> _Set task_
Each line that includes the string "have" counts once; give the total and nothing else.

─── Available records ───

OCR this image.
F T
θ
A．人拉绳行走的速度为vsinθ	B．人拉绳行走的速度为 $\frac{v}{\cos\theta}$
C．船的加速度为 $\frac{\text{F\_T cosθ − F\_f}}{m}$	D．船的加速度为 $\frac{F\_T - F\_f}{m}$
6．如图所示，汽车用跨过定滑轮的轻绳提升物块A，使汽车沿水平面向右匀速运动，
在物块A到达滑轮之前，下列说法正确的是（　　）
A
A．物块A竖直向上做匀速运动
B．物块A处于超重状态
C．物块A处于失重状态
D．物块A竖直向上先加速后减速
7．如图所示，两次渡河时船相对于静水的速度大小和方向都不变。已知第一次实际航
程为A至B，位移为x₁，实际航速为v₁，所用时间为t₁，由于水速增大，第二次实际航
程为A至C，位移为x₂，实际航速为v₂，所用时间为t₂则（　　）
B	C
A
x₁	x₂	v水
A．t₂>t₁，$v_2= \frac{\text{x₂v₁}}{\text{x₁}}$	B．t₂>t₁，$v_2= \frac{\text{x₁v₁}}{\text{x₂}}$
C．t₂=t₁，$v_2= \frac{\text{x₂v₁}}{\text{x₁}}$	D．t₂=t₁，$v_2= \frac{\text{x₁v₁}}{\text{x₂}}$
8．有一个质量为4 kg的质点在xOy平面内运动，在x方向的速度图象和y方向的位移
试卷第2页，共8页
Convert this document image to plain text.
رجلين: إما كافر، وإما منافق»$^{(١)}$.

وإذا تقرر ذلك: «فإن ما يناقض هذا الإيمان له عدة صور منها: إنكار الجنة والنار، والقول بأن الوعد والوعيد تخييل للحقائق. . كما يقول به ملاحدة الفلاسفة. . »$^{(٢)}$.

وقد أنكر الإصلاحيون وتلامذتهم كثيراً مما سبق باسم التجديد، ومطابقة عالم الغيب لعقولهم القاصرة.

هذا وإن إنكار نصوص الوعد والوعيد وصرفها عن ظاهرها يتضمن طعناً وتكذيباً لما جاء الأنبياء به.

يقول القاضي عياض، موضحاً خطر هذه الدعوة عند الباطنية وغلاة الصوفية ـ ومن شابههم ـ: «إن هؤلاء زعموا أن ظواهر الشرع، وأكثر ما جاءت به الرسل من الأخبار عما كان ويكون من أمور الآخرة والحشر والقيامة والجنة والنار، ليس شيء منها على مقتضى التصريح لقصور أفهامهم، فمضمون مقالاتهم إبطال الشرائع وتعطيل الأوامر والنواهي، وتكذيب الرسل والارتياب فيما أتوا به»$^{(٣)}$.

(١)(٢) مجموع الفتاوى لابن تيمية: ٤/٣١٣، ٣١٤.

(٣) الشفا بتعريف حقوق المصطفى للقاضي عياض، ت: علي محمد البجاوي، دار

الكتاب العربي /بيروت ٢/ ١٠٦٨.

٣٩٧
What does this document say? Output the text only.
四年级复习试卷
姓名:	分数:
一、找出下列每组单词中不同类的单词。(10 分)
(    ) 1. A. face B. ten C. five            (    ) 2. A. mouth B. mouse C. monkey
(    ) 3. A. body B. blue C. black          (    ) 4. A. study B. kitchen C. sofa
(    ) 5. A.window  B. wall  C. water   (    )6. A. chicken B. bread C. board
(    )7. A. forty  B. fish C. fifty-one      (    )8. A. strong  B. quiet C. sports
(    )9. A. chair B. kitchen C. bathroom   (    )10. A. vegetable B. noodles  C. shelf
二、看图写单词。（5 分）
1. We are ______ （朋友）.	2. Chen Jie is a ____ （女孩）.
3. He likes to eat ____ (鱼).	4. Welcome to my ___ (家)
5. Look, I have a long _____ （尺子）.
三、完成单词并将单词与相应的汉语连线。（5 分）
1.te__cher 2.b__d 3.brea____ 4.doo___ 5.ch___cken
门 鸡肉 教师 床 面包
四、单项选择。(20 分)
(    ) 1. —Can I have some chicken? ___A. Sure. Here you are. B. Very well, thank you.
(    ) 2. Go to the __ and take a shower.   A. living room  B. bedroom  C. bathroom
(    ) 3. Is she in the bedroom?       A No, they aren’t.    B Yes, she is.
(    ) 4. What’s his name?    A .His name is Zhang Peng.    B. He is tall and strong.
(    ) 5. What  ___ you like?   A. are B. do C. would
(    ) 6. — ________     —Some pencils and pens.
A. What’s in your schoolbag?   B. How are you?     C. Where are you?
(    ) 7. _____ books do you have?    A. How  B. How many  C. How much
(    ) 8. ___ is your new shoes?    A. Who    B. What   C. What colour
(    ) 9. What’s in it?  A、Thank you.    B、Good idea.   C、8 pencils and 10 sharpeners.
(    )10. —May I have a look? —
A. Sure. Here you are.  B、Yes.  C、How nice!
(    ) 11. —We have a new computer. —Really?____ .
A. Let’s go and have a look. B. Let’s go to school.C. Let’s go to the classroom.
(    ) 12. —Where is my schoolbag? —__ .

───

> _Exercise answer_
6